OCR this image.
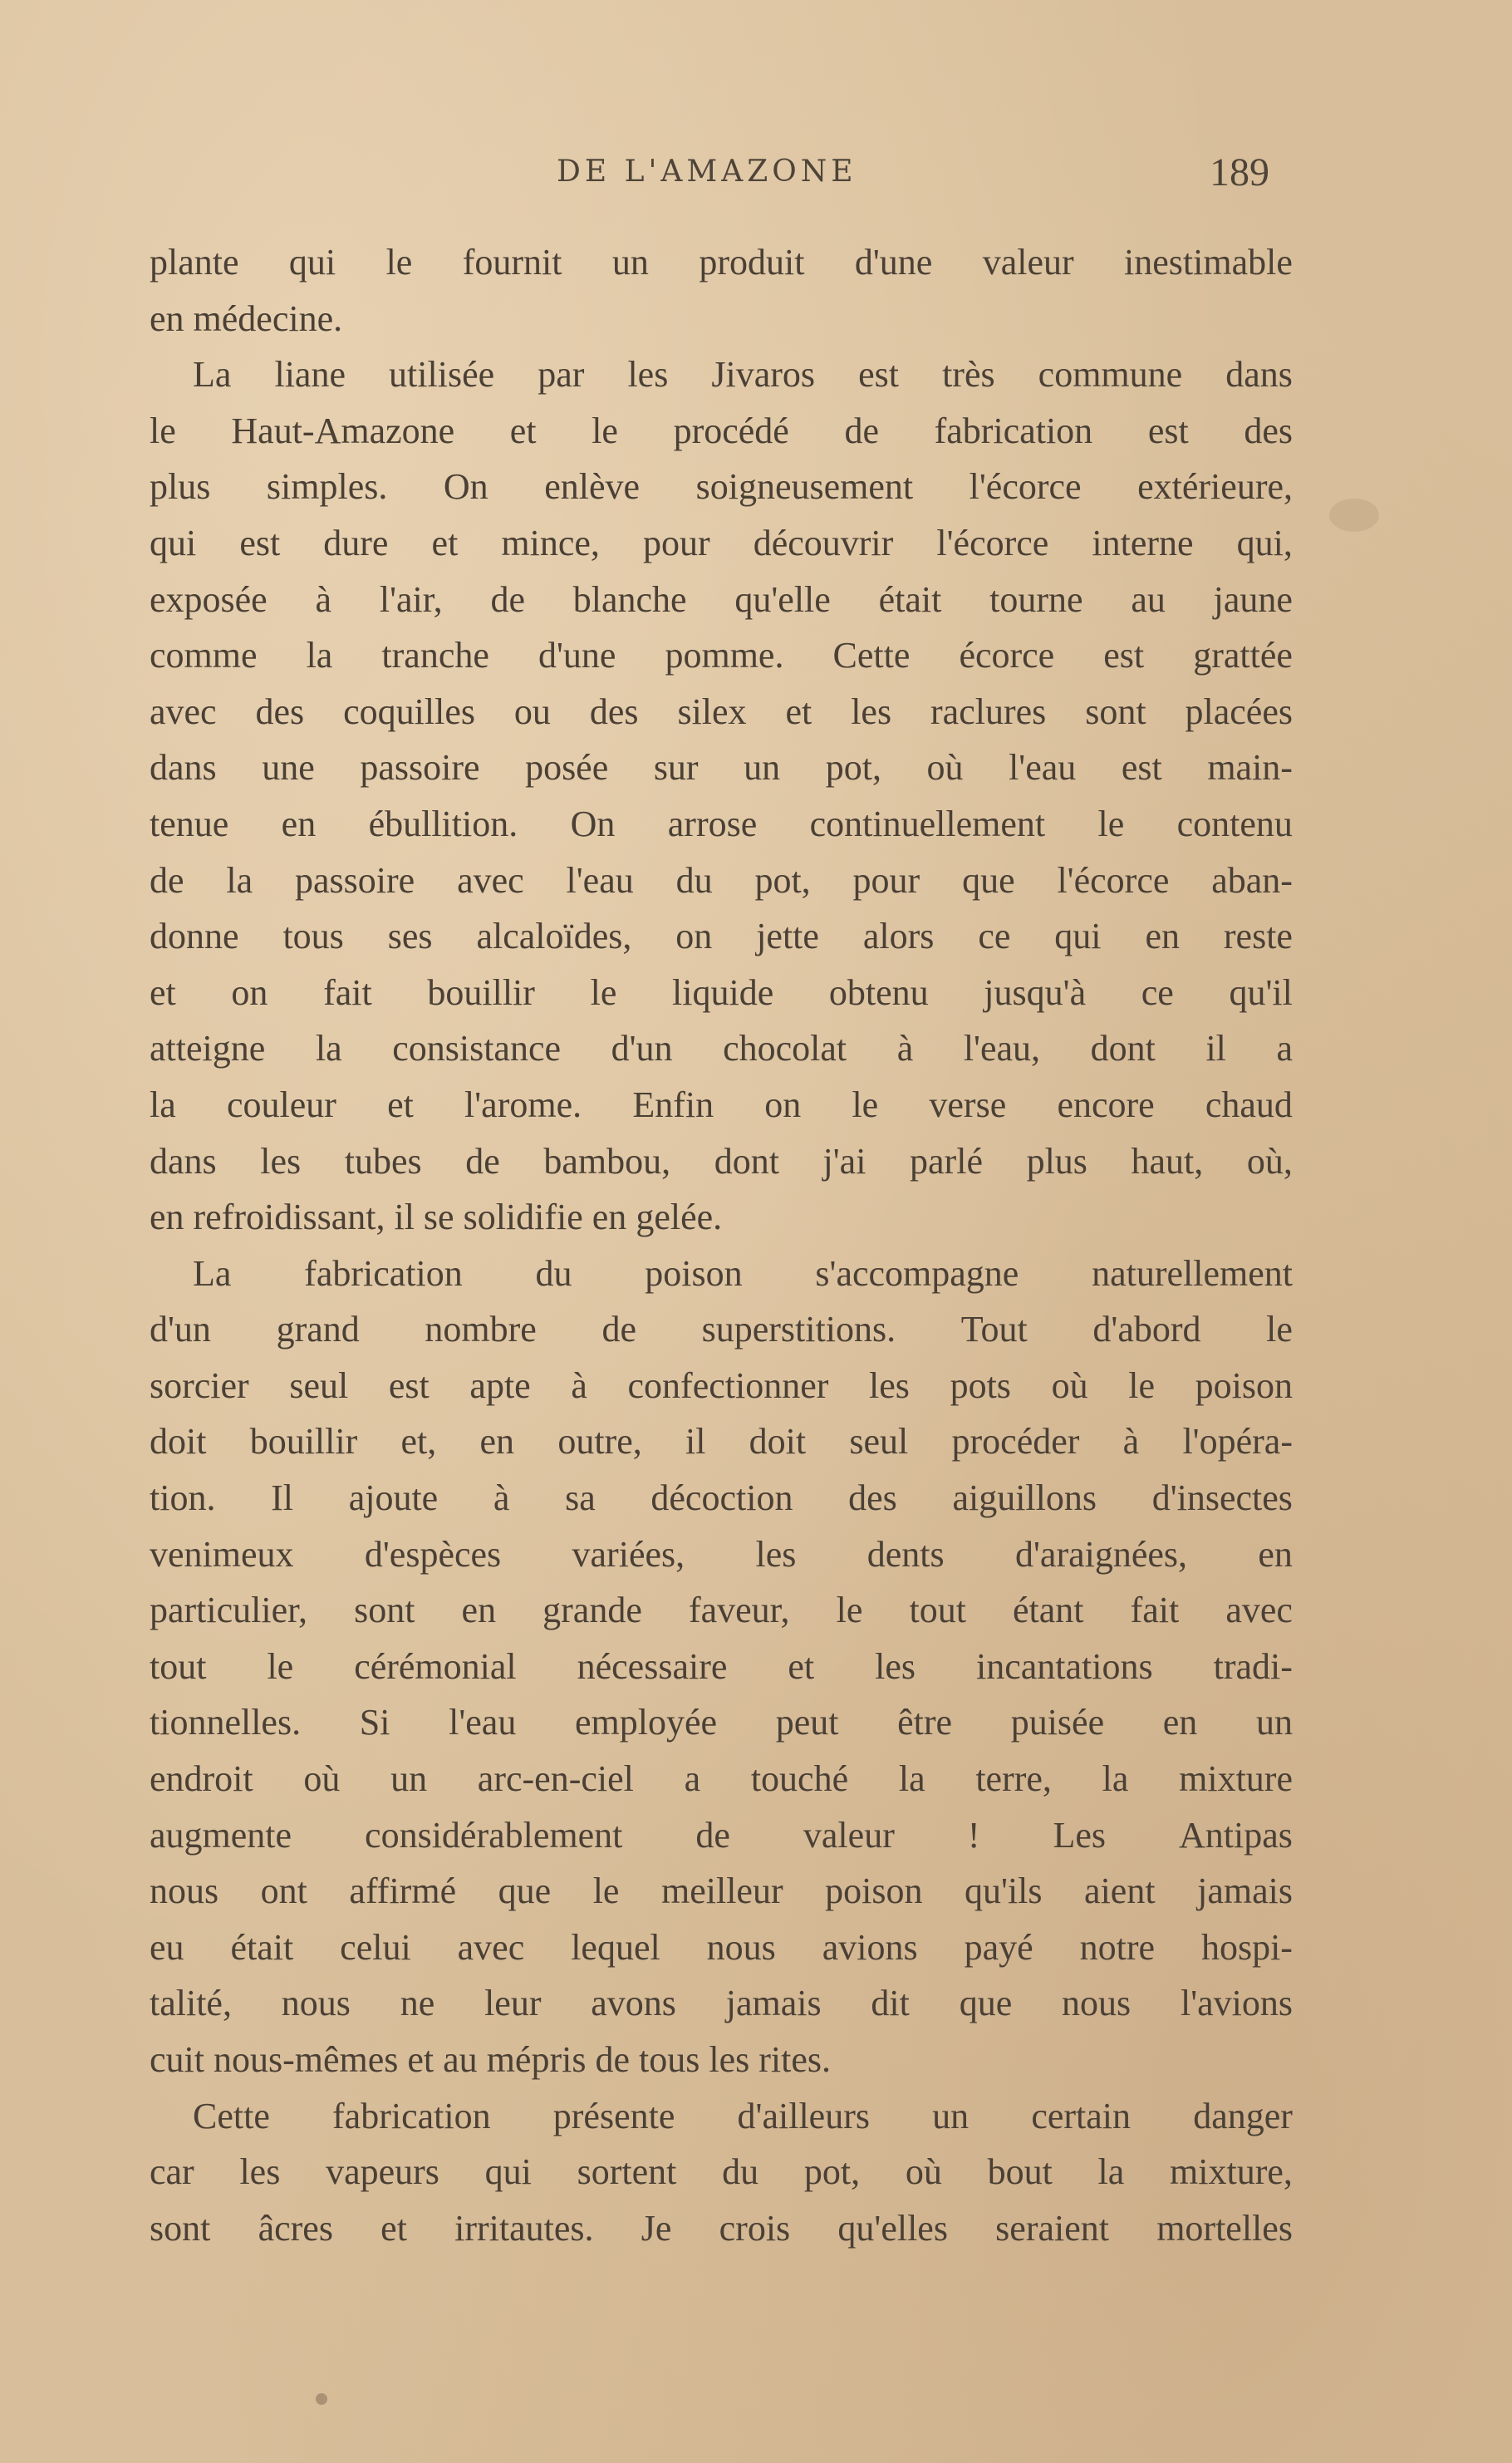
DE L'AMAZONE	189
plante qui le fournit un produit d'une valeur inestimable
en
médecine.
La liane utilisée par les Jivaros est très commune dans
le Haut-Amazone et le procédé de fabrication est des
plus simples. On enlève soigneusement l'écorce extérieure,
qui est dure et mince, pour découvrir l'écorce interne qui,
exposée à l'air, de blanche qu'elle était tourne au jaune
comme la tranche d'une pomme. Cette écorce est grattée
avec des coquilles ou des silex et les raclures sont placées
dans une passoire posée sur un pot, où l'eau est main-
tenue en ébullition. On arrose continuellement le contenu
de la passoire avec l'eau du pot, pour que l'écorce aban-
donne tous ses alcaloïdes, on jette alors ce qui en reste
et on fait bouillir le liquide obtenu jusqu'à ce qu'il
atteigne la consistance d'un chocolat à l'eau, dont il a
la couleur et l'arome. Enfin on le verse encore chaud
dans les tubes de bambou, dont j'ai parlé plus haut, où,
en
refroidissant,
il
se
solidifie
en
gelée.
La fabrication du poison s'accompagne naturellement
d'un grand nombre de superstitions. Tout d'abord le
sorcier seul est apte à confectionner les pots où le poison
doit bouillir et, en outre, il doit seul procéder à l'opéra-
tion. Il ajoute à sa décoction des aiguillons d'insectes
venimeux d'espèces variées, les dents d'araignées, en
particulier, sont en grande faveur, le tout étant fait avec
tout le cérémonial nécessaire et les incantations tradi-
tionnelles. Si l'eau employée peut être puisée en un
endroit où un arc-en-ciel a touché la terre, la mixture
augmente considérablement de valeur ! Les Antipas
nous ont affirmé que le meilleur poison qu'ils aient jamais
eu était celui avec lequel nous avions payé notre hospi-
talité, nous ne leur avons jamais dit que nous l'avions
cuit
nous-mêmes
et
au
mépris
de
tous
les
rites.
Cette fabrication présente d'ailleurs un certain danger
car les vapeurs qui sortent du pot, où bout la mixture,
sont âcres et irritautes. Je crois qu'elles seraient mortelles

● **Description of the task**
Each record above should come back exactly the same, only without its pictures.

● **Written response**
OCR this image.
DE L'AMAZONE	189
plante qui le fournit un produit d'une valeur inestimable
en
médecine.
La liane utilisée par les Jivaros est très commune dans
le Haut-Amazone et le procédé de fabrication est des
plus simples. On enlève soigneusement l'écorce extérieure,
qui est dure et mince, pour découvrir l'écorce interne qui,
exposée à l'air, de blanche qu'elle était tourne au jaune
comme la tranche d'une pomme. Cette écorce est grattée
avec des coquilles ou des silex et les raclures sont placées
dans une passoire posée sur un pot, où l'eau est main-
tenue en ébullition. On arrose continuellement le contenu
de la passoire avec l'eau du pot, pour que l'écorce aban-
donne tous ses alcaloïdes, on jette alors ce qui en reste
et on fait bouillir le liquide obtenu jusqu'à ce qu'il
atteigne la consistance d'un chocolat à l'eau, dont il a
la couleur et l'arome. Enfin on le verse encore chaud
dans les tubes de bambou, dont j'ai parlé plus haut, où,
en
refroidissant,
il
se
solidifie
en
gelée.
La fabrication du poison s'accompagne naturellement
d'un grand nombre de superstitions. Tout d'abord le
sorcier seul est apte à confectionner les pots où le poison
doit bouillir et, en outre, il doit seul procéder à l'opéra-
tion. Il ajoute à sa décoction des aiguillons d'insectes
venimeux d'espèces variées, les dents d'araignées, en
particulier, sont en grande faveur, le tout étant fait avec
tout le cérémonial nécessaire et les incantations tradi-
tionnelles. Si l'eau employée peut être puisée en un
endroit où un arc-en-ciel a touché la terre, la mixture
augmente considérablement de valeur ! Les Antipas
nous ont affirmé que le meilleur poison qu'ils aient jamais
eu était celui avec lequel nous avions payé notre hospi-
talité, nous ne leur avons jamais dit que nous l'avions
cuit
nous-mêmes
et
au
mépris
de
tous
les
rites.
Cette fabrication présente d'ailleurs un certain danger
car les vapeurs qui sortent du pot, où bout la mixture,
sont âcres et irritautes. Je crois qu'elles seraient mortelles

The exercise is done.